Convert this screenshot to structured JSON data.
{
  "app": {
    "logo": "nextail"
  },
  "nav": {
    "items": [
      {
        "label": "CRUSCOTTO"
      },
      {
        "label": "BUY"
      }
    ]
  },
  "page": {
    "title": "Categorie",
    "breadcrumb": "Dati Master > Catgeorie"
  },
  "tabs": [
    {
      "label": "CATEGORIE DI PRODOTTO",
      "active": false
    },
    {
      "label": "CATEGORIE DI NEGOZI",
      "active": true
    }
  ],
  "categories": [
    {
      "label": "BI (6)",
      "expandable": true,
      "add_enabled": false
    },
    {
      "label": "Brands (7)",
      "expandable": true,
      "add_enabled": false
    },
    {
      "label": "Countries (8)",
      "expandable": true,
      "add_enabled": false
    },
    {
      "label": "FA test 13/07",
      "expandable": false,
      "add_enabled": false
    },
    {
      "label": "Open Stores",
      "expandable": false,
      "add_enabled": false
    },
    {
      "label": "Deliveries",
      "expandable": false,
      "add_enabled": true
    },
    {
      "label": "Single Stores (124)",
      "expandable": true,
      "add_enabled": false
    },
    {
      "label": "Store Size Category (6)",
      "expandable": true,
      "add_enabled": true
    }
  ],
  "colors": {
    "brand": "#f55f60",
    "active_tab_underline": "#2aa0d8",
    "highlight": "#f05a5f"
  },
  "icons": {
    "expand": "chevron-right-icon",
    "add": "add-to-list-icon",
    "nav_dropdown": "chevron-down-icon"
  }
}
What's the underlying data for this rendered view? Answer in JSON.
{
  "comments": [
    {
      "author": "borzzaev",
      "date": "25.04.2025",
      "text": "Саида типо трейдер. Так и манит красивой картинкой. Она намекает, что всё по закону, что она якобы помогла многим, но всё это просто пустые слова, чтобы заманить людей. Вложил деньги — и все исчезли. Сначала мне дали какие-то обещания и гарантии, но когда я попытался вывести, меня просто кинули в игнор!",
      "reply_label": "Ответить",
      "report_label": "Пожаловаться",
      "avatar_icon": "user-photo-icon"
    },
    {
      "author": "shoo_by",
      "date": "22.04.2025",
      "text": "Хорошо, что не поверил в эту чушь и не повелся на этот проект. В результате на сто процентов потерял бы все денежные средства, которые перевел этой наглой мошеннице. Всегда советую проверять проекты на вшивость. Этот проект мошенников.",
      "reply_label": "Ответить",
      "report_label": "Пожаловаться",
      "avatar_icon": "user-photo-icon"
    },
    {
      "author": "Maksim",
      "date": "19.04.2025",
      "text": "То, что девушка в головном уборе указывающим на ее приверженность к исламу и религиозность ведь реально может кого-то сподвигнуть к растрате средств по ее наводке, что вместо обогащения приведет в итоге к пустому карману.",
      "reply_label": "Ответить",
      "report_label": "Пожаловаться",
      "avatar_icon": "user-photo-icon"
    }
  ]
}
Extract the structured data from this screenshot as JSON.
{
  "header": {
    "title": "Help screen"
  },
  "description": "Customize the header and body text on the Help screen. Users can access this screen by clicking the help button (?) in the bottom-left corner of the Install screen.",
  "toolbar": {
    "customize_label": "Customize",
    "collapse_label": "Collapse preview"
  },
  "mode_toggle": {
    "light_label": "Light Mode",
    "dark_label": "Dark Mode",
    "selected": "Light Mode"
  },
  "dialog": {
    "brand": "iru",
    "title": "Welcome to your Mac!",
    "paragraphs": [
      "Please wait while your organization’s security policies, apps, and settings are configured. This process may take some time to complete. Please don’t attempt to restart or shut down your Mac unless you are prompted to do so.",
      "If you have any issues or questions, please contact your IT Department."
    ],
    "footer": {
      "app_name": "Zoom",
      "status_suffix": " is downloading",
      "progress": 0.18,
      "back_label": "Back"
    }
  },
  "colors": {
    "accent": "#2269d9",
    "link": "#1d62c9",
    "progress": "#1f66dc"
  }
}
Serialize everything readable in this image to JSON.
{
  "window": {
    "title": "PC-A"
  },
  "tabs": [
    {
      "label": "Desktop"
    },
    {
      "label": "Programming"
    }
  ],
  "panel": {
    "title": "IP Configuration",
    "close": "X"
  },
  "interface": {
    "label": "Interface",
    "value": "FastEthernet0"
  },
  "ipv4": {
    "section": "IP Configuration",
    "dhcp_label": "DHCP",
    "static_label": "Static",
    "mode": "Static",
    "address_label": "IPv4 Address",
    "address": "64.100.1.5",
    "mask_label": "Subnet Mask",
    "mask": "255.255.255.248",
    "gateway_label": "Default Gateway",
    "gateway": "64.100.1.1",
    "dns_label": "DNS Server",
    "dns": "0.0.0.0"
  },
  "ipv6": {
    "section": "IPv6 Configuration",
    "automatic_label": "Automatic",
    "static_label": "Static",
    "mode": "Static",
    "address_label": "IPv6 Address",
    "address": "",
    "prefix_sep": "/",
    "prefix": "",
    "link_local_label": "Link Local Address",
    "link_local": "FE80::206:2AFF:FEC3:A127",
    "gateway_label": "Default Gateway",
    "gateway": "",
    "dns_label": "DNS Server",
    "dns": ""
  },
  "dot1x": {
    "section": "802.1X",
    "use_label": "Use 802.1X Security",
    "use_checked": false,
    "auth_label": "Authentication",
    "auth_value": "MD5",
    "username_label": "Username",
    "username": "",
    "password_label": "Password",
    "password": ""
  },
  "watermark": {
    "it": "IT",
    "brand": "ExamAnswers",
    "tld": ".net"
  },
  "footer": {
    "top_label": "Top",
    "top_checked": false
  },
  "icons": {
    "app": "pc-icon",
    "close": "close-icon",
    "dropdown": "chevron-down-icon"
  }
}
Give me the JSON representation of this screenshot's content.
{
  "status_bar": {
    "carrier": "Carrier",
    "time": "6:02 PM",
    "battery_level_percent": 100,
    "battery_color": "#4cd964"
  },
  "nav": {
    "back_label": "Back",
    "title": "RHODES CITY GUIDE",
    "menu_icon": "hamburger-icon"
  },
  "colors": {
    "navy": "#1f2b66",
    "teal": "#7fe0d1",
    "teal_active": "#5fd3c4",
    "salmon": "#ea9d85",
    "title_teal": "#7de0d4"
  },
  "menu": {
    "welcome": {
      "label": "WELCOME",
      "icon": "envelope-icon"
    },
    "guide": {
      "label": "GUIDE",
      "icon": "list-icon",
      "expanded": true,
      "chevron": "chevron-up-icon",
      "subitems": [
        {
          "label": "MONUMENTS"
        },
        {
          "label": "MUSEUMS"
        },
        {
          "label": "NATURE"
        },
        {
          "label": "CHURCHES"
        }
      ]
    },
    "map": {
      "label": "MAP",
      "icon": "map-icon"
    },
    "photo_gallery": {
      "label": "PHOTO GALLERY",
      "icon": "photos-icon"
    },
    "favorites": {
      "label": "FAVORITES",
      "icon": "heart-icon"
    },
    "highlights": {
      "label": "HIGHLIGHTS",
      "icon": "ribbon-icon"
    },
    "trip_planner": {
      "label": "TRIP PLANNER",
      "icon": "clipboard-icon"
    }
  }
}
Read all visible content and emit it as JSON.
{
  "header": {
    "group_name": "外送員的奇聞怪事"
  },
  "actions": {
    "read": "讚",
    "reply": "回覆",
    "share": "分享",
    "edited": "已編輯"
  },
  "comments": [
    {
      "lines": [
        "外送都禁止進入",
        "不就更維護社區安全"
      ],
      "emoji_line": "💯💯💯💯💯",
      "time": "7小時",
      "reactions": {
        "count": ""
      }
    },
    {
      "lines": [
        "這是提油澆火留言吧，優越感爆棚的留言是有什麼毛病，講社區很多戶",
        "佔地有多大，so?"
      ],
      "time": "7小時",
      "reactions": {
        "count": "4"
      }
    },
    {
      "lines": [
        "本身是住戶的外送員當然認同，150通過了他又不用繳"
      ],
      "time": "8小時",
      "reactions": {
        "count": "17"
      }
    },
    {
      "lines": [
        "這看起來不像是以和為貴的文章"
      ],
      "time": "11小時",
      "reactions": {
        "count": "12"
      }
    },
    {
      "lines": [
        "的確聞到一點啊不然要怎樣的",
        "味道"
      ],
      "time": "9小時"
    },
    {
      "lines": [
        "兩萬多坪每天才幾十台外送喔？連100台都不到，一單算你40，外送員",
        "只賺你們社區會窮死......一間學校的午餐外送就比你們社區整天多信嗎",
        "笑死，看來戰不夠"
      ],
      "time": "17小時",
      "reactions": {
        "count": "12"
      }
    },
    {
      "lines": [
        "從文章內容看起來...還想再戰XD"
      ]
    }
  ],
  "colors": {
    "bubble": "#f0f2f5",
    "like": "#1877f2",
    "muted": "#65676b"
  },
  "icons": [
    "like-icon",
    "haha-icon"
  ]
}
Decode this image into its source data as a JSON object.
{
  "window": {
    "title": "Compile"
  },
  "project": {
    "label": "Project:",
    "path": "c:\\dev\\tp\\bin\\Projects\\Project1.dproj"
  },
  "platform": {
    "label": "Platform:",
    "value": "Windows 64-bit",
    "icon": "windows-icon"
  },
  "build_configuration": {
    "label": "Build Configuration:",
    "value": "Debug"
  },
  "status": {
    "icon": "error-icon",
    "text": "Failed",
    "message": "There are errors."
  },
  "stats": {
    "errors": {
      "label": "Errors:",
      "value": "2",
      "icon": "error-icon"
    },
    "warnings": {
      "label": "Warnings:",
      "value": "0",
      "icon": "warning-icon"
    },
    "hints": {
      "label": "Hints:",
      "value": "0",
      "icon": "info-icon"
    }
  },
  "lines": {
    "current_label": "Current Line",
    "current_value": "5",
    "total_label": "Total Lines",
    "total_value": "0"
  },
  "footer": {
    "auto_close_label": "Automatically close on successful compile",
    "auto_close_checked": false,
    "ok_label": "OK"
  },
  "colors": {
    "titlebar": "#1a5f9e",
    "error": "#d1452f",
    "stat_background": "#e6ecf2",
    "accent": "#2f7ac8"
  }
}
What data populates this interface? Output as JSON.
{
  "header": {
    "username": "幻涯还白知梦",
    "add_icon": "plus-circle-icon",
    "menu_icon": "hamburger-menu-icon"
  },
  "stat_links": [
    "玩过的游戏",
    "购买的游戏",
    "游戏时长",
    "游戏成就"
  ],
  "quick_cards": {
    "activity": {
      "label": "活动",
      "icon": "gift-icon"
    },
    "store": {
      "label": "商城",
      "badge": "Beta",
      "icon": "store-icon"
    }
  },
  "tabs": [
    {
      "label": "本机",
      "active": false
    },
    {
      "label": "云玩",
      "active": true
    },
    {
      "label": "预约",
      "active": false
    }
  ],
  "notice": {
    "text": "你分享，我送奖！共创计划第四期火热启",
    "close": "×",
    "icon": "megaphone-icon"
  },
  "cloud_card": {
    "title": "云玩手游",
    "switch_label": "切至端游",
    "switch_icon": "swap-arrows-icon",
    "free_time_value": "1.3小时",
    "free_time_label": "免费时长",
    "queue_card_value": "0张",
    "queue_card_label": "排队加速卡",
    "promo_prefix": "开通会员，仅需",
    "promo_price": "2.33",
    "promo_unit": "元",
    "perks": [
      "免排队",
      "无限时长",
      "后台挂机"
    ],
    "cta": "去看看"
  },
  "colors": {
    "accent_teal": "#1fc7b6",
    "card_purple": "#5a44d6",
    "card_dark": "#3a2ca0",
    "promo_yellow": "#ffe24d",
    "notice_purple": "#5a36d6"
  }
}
════════════════════
■ WHAT YOU NEED TO DO ■
Find the line that contains "What data populates" in the listing above. Retype it and every line after it up to the last, exactly, and nothing else.

■ RESPONSE ■
What data populates this interface? Output as JSON.
{
  "header": {
    "username": "幻涯还白知梦",
    "add_icon": "plus-circle-icon",
    "menu_icon": "hamburger-menu-icon"
  },
  "stat_links": [
    "玩过的游戏",
    "购买的游戏",
    "游戏时长",
    "游戏成就"
  ],
  "quick_cards": {
    "activity": {
      "label": "活动",
      "icon": "gift-icon"
    },
    "store": {
      "label": "商城",
      "badge": "Beta",
      "icon": "store-icon"
    }
  },
  "tabs": [
    {
      "label": "本机",
      "active": false
    },
    {
      "label": "云玩",
      "active": true
    },
    {
      "label": "预约",
      "active": false
    }
  ],
  "notice": {
    "text": "你分享，我送奖！共创计划第四期火热启",
    "close": "×",
    "icon": "megaphone-icon"
  },
  "cloud_card": {
    "title": "云玩手游",
    "switch_label": "切至端游",
    "switch_icon": "swap-arrows-icon",
    "free_time_value": "1.3小时",
    "free_time_label": "免费时长",
    "queue_card_value": "0张",
    "queue_card_label": "排队加速卡",
    "promo_prefix": "开通会员，仅需",
    "promo_price": "2.33",
    "promo_unit": "元",
    "perks": [
      "免排队",
      "无限时长",
      "后台挂机"
    ],
    "cta": "去看看"
  },
  "colors": {
    "accent_teal": "#1fc7b6",
    "card_purple": "#5a44d6",
    "card_dark": "#3a2ca0",
    "promo_yellow": "#ffe24d",
    "notice_purple": "#5a36d6"
  }
}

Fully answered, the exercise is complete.